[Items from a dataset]
=-=-=-=-=

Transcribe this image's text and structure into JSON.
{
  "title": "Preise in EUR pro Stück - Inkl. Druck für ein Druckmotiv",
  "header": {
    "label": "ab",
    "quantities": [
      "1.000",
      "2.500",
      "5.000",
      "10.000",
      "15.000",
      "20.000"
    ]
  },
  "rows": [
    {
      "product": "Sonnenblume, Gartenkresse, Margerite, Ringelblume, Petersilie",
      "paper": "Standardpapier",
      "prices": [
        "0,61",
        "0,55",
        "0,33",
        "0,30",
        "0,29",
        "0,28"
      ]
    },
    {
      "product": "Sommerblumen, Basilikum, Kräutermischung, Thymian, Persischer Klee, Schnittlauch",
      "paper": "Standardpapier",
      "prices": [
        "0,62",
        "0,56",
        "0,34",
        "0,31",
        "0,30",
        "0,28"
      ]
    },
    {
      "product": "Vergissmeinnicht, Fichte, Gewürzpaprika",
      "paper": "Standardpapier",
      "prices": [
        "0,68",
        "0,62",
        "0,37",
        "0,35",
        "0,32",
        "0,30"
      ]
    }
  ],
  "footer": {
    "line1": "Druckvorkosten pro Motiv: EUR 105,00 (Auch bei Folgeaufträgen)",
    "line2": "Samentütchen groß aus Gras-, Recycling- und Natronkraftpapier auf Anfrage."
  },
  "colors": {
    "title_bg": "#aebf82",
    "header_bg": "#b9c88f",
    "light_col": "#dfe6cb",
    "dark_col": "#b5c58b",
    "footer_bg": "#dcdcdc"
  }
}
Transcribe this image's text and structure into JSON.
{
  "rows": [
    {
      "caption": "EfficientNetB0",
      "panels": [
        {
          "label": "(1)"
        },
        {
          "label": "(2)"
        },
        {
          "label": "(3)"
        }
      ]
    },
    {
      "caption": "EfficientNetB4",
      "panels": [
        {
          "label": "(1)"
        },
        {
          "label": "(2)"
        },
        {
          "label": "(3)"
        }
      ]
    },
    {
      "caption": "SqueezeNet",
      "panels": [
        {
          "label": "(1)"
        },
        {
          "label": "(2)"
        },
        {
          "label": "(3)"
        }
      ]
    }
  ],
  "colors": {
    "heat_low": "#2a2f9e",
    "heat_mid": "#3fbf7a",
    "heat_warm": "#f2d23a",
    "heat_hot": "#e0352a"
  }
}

=-=-=-=-=

● PROBLEM DETAILS
Write the whole listing out again. Keep every line exactly as it is.

● SOLUTION BELOW
Transcribe this image's text and structure into JSON.
{
  "title": "Preise in EUR pro Stück - Inkl. Druck für ein Druckmotiv",
  "header": {
    "label": "ab",
    "quantities": [
      "1.000",
      "2.500",
      "5.000",
      "10.000",
      "15.000",
      "20.000"
    ]
  },
  "rows": [
    {
      "product": "Sonnenblume, Gartenkresse, Margerite, Ringelblume, Petersilie",
      "paper": "Standardpapier",
      "prices": [
        "0,61",
        "0,55",
        "0,33",
        "0,30",
        "0,29",
        "0,28"
      ]
    },
    {
      "product": "Sommerblumen, Basilikum, Kräutermischung, Thymian, Persischer Klee, Schnittlauch",
      "paper": "Standardpapier",
      "prices": [
        "0,62",
        "0,56",
        "0,34",
        "0,31",
        "0,30",
        "0,28"
      ]
    },
    {
      "product": "Vergissmeinnicht, Fichte, Gewürzpaprika",
      "paper": "Standardpapier",
      "prices": [
        "0,68",
        "0,62",
        "0,37",
        "0,35",
        "0,32",
        "0,30"
      ]
    }
  ],
  "footer": {
    "line1": "Druckvorkosten pro Motiv: EUR 105,00 (Auch bei Folgeaufträgen)",
    "line2": "Samentütchen groß aus Gras-, Recycling- und Natronkraftpapier auf Anfrage."
  },
  "colors": {
    "title_bg": "#aebf82",
    "header_bg": "#b9c88f",
    "light_col": "#dfe6cb",
    "dark_col": "#b5c58b",
    "footer_bg": "#dcdcdc"
  }
}
Transcribe this image's text and structure into JSON.
{
  "rows": [
    {
      "caption": "EfficientNetB0",
      "panels": [
        {
          "label": "(1)"
        },
        {
          "label": "(2)"
        },
        {
          "label": "(3)"
        }
      ]
    },
    {
      "caption": "EfficientNetB4",
      "panels": [
        {
          "label": "(1)"
        },
        {
          "label": "(2)"
        },
        {
          "label": "(3)"
        }
      ]
    },
    {
      "caption": "SqueezeNet",
      "panels": [
        {
          "label": "(1)"
        },
        {
          "label": "(2)"
        },
        {
          "label": "(3)"
        }
      ]
    }
  ],
  "colors": {
    "heat_low": "#2a2f9e",
    "heat_mid": "#3fbf7a",
    "heat_warm": "#f2d23a",
    "heat_hot": "#e0352a"
  }
}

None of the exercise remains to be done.